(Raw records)
———

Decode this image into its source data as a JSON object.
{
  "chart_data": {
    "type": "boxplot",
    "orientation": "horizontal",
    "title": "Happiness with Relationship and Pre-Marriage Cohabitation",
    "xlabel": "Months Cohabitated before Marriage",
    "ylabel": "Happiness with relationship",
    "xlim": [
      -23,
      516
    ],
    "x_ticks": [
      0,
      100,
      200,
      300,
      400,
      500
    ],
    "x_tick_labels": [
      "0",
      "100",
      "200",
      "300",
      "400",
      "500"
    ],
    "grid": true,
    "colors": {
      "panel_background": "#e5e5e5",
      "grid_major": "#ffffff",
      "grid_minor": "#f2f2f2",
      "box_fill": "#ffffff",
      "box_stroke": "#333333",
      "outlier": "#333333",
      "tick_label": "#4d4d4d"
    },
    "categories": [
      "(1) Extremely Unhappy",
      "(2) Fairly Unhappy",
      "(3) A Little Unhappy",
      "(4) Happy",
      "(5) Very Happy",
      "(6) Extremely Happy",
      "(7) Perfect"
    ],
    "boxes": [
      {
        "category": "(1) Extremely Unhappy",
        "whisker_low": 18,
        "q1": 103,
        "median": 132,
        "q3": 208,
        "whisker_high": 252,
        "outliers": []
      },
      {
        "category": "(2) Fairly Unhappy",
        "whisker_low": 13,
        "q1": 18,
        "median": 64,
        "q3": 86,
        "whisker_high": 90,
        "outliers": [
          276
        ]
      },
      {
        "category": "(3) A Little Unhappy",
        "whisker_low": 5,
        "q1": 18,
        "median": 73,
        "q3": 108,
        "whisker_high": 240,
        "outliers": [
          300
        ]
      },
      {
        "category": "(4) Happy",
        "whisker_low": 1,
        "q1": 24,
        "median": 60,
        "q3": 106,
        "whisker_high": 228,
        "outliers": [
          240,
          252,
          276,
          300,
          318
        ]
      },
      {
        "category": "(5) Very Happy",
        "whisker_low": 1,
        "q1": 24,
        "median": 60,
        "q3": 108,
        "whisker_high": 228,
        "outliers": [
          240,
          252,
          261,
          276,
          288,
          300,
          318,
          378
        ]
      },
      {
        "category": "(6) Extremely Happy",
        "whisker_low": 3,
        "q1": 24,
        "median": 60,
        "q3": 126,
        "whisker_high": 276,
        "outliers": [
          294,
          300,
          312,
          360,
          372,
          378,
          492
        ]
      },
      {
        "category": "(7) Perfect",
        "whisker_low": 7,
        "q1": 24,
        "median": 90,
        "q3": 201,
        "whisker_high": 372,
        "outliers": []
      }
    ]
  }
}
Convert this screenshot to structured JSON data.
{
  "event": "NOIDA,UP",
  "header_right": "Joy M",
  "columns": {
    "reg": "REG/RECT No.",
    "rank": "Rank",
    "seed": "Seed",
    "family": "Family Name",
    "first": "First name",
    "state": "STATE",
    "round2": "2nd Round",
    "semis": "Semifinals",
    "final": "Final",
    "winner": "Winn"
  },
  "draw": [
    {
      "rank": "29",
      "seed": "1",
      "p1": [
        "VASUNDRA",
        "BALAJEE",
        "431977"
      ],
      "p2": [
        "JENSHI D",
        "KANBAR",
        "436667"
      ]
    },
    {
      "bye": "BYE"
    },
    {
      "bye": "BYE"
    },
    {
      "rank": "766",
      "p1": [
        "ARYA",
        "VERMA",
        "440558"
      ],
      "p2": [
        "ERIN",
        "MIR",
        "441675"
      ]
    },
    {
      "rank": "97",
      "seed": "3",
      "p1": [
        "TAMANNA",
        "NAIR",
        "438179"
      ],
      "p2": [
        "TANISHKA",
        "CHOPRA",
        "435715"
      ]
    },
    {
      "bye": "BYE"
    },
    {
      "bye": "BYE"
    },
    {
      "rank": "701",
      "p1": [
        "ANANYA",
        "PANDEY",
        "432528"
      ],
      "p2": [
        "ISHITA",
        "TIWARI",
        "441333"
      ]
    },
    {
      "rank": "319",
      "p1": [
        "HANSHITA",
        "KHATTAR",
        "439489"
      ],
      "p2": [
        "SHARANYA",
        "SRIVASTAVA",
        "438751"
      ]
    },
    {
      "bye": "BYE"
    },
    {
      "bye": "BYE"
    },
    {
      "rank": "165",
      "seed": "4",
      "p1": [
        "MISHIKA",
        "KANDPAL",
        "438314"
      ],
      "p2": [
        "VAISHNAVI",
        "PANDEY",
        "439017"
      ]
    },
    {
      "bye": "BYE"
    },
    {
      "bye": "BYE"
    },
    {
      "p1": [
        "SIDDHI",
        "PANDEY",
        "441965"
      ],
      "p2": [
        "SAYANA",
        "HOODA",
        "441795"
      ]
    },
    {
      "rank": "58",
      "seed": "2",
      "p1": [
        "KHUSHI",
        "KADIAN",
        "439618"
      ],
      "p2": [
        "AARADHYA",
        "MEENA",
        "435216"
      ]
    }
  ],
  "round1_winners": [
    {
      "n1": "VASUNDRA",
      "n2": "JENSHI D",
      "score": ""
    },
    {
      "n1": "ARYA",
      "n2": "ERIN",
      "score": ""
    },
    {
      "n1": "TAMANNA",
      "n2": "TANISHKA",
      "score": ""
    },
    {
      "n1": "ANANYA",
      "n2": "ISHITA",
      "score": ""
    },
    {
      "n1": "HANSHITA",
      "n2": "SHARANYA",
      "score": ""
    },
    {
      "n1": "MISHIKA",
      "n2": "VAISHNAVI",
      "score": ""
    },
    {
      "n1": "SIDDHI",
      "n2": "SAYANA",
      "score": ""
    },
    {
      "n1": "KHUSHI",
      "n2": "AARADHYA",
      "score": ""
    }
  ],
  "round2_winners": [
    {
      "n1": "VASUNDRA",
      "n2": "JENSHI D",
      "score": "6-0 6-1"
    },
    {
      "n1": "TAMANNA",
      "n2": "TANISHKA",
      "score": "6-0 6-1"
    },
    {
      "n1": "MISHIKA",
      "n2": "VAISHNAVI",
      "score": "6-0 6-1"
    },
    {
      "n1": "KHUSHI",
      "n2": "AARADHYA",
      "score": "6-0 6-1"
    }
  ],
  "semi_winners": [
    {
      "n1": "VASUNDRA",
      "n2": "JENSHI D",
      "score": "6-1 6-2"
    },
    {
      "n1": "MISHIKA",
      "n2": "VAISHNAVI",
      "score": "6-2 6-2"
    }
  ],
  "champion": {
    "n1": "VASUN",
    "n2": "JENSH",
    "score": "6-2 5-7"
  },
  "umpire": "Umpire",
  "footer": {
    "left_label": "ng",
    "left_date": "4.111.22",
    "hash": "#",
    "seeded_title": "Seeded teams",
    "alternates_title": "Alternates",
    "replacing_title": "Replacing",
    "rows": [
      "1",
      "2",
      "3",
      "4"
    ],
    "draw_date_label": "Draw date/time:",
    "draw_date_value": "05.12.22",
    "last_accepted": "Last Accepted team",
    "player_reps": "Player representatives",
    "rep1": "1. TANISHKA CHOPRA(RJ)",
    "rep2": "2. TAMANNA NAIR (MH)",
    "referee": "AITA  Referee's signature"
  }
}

———

◆ YOUR GOAL
Search the entries for the string "category" and collect each line that has it.

◆ TASK SOLUTION
        "category": "(1) Extremely Unhappy",
        "category": "(2) Fairly Unhappy",
        "category": "(3) A Little Unhappy",
        "category": "(4) Happy",
        "category": "(5) Very Happy",
        "category": "(6) Extremely Happy",
        "category": "(7) Perfect",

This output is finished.